(Exercise instructions):
From the notes on toddler cognitive development, retype the passage word for word, starting at "- At the end" and ending at "they perceive it.)".

++++ Page excerpt

COGNITIVE DEVELOPMENT (TODDLER)

- As a toddler, a child enters the final stages of Piaget’s sensorimotor thought and the beginning
of the preoperative period at approximately 12 months.
- During the fifth and sixth stages of the sensorimotor phase, toddlers are described as ‘little
scientists’ because of their interest in trying to discover new ways to handle objects or new
results that different actions can achieve.
- By stage of 6 cognitive development (between 18 and 24 months of age), toddlers are able to
try out various actions mentally rather than having to actually perform them, the beginning
of problem solving or symbolic thought.
 They may have difficulty viewing one object as being different from one another.
 At this stage children have a type of faulty reasoning (pre-logical reasoning) that can
lead them to wrong conclusions and faulty judgment.
 Children at this stage are also able to remember an action imitate it later (deferred
imitation); they can do such things as pretend to drive a car or put a baby to sleep
because they have seen this previously and not just in the recent past.
 Object permanence becomes complete.
- At the end of the toddler period, children enter a second major period of cognitive
development termed preoperational thought and begin to use a process termed
assimilation.
 Because they are not able to change their thoughts to fit a situation, they learn to
change the situation (or how they perceive it.)
 This ability is what causes toddlers to use toys in the ‘wrong’ way.

++++++++
++++ Records shown

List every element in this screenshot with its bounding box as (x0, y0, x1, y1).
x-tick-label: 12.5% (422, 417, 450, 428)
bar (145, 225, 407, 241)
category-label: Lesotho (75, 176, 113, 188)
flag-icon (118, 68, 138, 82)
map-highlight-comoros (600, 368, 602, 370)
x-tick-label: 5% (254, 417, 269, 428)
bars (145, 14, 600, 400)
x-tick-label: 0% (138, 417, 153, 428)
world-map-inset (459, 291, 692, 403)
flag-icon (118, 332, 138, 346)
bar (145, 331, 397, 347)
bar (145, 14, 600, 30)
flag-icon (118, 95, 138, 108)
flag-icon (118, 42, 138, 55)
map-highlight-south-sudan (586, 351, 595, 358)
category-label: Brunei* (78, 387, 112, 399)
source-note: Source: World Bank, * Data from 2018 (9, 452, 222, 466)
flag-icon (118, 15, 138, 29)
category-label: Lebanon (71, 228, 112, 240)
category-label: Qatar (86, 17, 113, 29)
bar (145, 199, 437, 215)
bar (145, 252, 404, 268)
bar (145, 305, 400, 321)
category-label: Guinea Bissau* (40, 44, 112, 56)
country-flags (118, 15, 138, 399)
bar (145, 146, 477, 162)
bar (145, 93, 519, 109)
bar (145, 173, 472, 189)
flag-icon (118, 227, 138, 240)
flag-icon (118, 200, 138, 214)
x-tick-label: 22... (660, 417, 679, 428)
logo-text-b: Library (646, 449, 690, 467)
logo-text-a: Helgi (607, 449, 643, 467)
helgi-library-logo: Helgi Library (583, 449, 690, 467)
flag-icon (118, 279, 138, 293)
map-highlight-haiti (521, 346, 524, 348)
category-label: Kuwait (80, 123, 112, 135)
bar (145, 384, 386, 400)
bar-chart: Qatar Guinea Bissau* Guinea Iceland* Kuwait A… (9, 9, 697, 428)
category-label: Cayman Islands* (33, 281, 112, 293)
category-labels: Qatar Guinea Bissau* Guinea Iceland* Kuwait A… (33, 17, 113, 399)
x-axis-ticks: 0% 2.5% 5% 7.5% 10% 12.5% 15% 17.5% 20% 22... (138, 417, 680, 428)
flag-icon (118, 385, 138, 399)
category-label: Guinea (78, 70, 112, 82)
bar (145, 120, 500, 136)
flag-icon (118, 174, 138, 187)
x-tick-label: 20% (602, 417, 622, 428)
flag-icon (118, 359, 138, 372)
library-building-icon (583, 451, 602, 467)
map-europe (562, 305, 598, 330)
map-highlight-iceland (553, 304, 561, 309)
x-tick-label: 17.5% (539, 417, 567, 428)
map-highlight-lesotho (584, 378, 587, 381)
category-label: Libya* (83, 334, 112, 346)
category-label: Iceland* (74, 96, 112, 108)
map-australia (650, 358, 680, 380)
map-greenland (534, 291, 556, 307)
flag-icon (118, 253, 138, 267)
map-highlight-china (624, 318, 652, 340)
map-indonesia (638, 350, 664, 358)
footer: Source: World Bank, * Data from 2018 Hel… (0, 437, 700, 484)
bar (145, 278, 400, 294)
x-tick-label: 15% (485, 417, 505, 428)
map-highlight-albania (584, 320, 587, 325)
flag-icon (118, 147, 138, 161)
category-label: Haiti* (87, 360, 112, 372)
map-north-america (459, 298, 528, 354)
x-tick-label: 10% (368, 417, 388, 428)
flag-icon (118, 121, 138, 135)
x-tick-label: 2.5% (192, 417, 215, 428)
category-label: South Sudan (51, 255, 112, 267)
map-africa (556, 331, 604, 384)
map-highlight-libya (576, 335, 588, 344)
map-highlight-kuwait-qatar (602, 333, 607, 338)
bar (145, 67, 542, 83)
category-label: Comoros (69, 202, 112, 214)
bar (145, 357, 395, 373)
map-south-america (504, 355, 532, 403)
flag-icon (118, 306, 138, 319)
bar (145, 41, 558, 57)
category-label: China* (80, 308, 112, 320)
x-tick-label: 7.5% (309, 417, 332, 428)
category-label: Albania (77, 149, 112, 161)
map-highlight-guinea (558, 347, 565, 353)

++++++++

(Task output):
- At the end of the toddler period, children enter a second major period of cognitive
development termed preoperational thought and begin to use a process termed
assimilation.
 Because they are not able to change their thoughts to fit a situation, they learn to
change the situation (or how they perceive it.)